■ **Task details**:
How many lines hold the string "JSON"? Reply with the number alone.

Chart and figure data
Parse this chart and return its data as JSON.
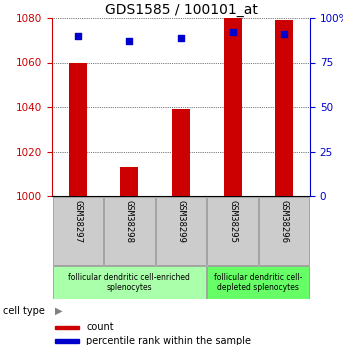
{
  "title": "GDS1585 / 100101_at",
  "samples": [
    "GSM38297",
    "GSM38298",
    "GSM38299",
    "GSM38295",
    "GSM38296"
  ],
  "counts": [
    1060,
    1013,
    1039,
    1080,
    1079
  ],
  "percentiles": [
    90,
    87,
    89,
    92,
    91
  ],
  "ymin": 1000,
  "ymax": 1080,
  "yticks_left": [
    1000,
    1020,
    1040,
    1060,
    1080
  ],
  "yticks_right": [
    0,
    25,
    50,
    75,
    100
  ],
  "bar_color": "#cc0000",
  "dot_color": "#0000cc",
  "bar_width": 0.35,
  "group0_indices": [
    0,
    1,
    2
  ],
  "group0_label": "follicular dendritic cell-enriched\nsplenocytes",
  "group0_color": "#aaffaa",
  "group1_indices": [
    3,
    4
  ],
  "group1_label": "follicular dendritic cell-\ndepleted splenocytes",
  "group1_color": "#66ff66",
  "cell_type_label": "cell type",
  "legend_count_label": "count",
  "legend_pct_label": "percentile rank within the sample",
  "left_axis_color": "#cc0000",
  "right_axis_color": "#0000cc",
  "title_fontsize": 10,
  "tick_fontsize": 7.5,
  "sample_fontsize": 6.5,
  "group_fontsize": 5.5,
  "legend_fontsize": 7
}
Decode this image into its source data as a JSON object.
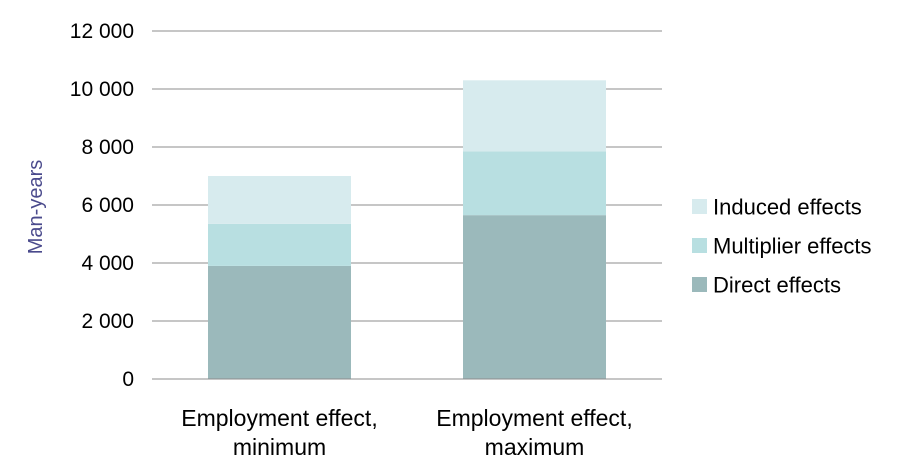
{
  "chart_data": {
    "type": "bar",
    "stacked": true,
    "categories": [
      [
        "Employment effect,",
        "minimum"
      ],
      [
        "Employment effect,",
        "maximum"
      ]
    ],
    "series": [
      {
        "name": "Direct effects",
        "values": [
          3900,
          5650
        ],
        "color": "#9bb9bb"
      },
      {
        "name": "Multiplier effects",
        "values": [
          1450,
          2200
        ],
        "color": "#b8dfe1"
      },
      {
        "name": "Induced effects",
        "values": [
          1650,
          2450
        ],
        "color": "#d7ebee"
      }
    ],
    "ylabel": "Man-years",
    "ylim": [
      0,
      12000
    ],
    "yticks": [
      0,
      2000,
      4000,
      6000,
      8000,
      10000,
      12000
    ],
    "ytick_labels": [
      "0",
      "2 000",
      "4 000",
      "6 000",
      "8 000",
      "10 000",
      "12 000"
    ],
    "grid": true,
    "legend": {
      "placement": "right",
      "order": [
        "Induced effects",
        "Multiplier effects",
        "Direct effects"
      ]
    }
  }
}
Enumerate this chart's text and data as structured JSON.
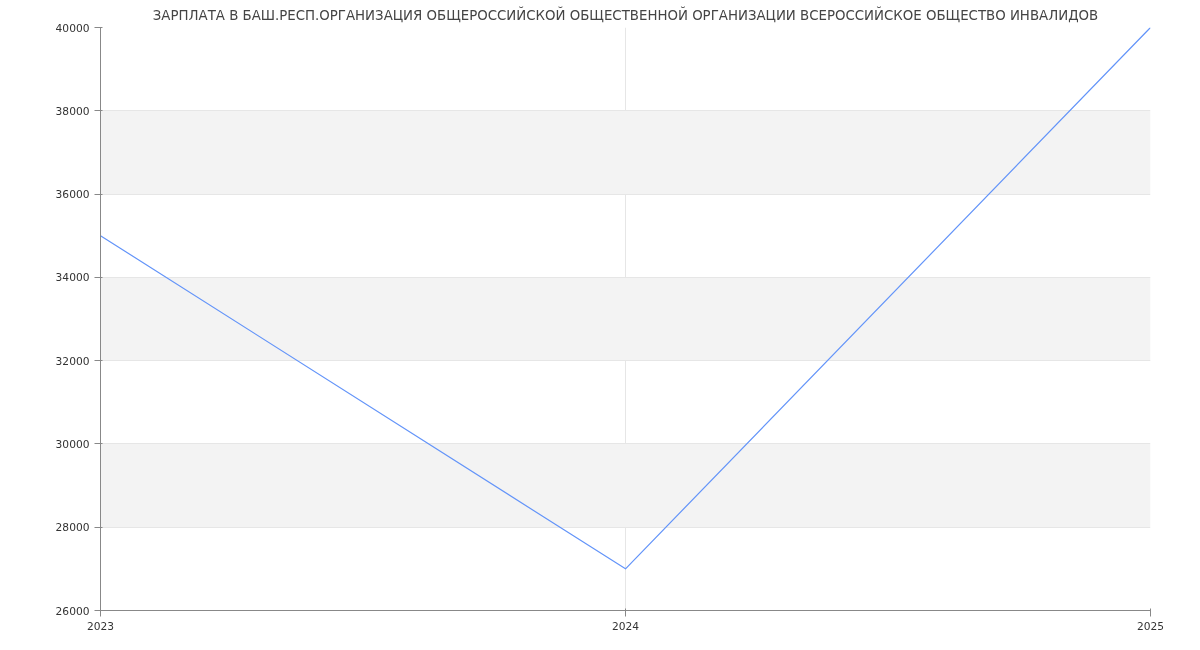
{
  "chart_data": {
    "type": "line",
    "title": "ЗАРПЛАТА В БАШ.РЕСП.ОРГАНИЗАЦИЯ ОБЩЕРОССИЙСКОЙ ОБЩЕСТВЕННОЙ ОРГАНИЗАЦИИ ВСЕРОССИЙСКОЕ ОБЩЕСТВО ИНВАЛИДОВ",
    "x": [
      "2023",
      "2024",
      "2025"
    ],
    "series": [
      {
        "color": "#6394f9",
        "values": [
          35000,
          27000,
          40000
        ]
      }
    ],
    "xlim": [
      "2023",
      "2025"
    ],
    "xticks": [
      "2023",
      "2024",
      "2025"
    ],
    "ylim": [
      26000,
      40000
    ],
    "yticks": [
      26000,
      28000,
      30000,
      32000,
      34000,
      36000,
      38000,
      40000
    ],
    "grid": true,
    "marker": "none",
    "line_style": "solid"
  }
}
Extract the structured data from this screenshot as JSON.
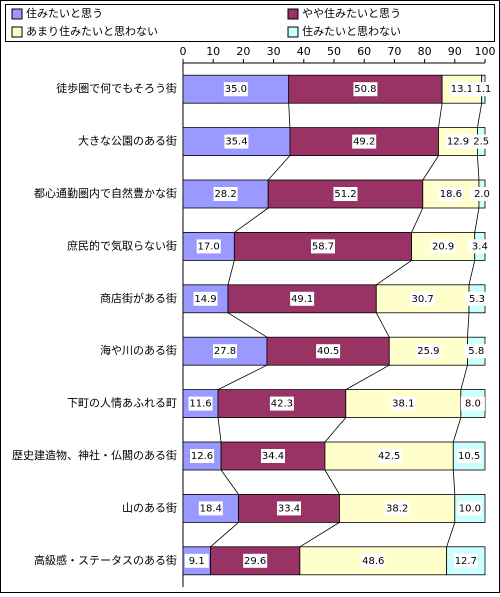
{
  "chart_data": {
    "type": "stacked-bar-horizontal",
    "categories": [
      "徒歩圏で何でもそろう街",
      "大きな公園のある街",
      "都心通勤圏内で自然豊かな街",
      "庶民的で気取らない街",
      "商店街がある街",
      "海や川のある街",
      "下町の人情あふれる町",
      "歴史建造物、神社・仏閣のある街",
      "山のある街",
      "高級感・ステータスのある街"
    ],
    "series": [
      {
        "name": "住みたいと思う",
        "color": "#9999ff",
        "values": [
          35.0,
          35.4,
          28.2,
          17.0,
          14.9,
          27.8,
          11.6,
          12.6,
          18.4,
          9.1
        ],
        "value_labels": [
          "35.0",
          "35.4",
          "28.2",
          "17.0",
          "14.9",
          "27.8",
          "11.6",
          "12.6",
          "18.4",
          "9.1"
        ]
      },
      {
        "name": "やや住みたいと思う",
        "color": "#993366",
        "values": [
          50.8,
          49.2,
          51.2,
          58.7,
          49.1,
          40.5,
          42.3,
          34.4,
          33.4,
          29.6
        ],
        "value_labels": [
          "50.8",
          "49.2",
          "51.2",
          "58.7",
          "49.1",
          "40.5",
          "42.3",
          "34.4",
          "33.4",
          "29.6"
        ]
      },
      {
        "name": "あまり住みたいと思わない",
        "color": "#ffffcc",
        "values": [
          13.1,
          12.9,
          18.6,
          20.9,
          30.7,
          25.9,
          38.1,
          42.5,
          38.2,
          48.6
        ],
        "value_labels": [
          "13.1",
          "12.9",
          "18.6",
          "20.9",
          "30.7",
          "25.9",
          "38.1",
          "42.5",
          "38.2",
          "48.6"
        ]
      },
      {
        "name": "住みたいと思わない",
        "color": "#ccffff",
        "values": [
          1.1,
          2.5,
          2.0,
          3.4,
          5.3,
          5.8,
          8.0,
          10.5,
          10.0,
          12.7
        ],
        "value_labels": [
          "1.1",
          "2.5",
          "2.0",
          "3.4",
          "5.3",
          "5.8",
          "8.0",
          "10.5",
          "10.0",
          "12.7"
        ]
      }
    ],
    "xlim": [
      0,
      100
    ],
    "xticks": [
      0,
      10,
      20,
      30,
      40,
      50,
      60,
      70,
      80,
      90,
      100
    ]
  }
}
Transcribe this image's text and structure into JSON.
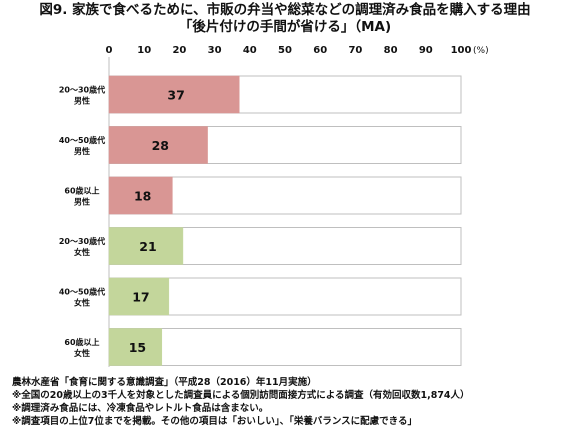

■ **Task result**:
5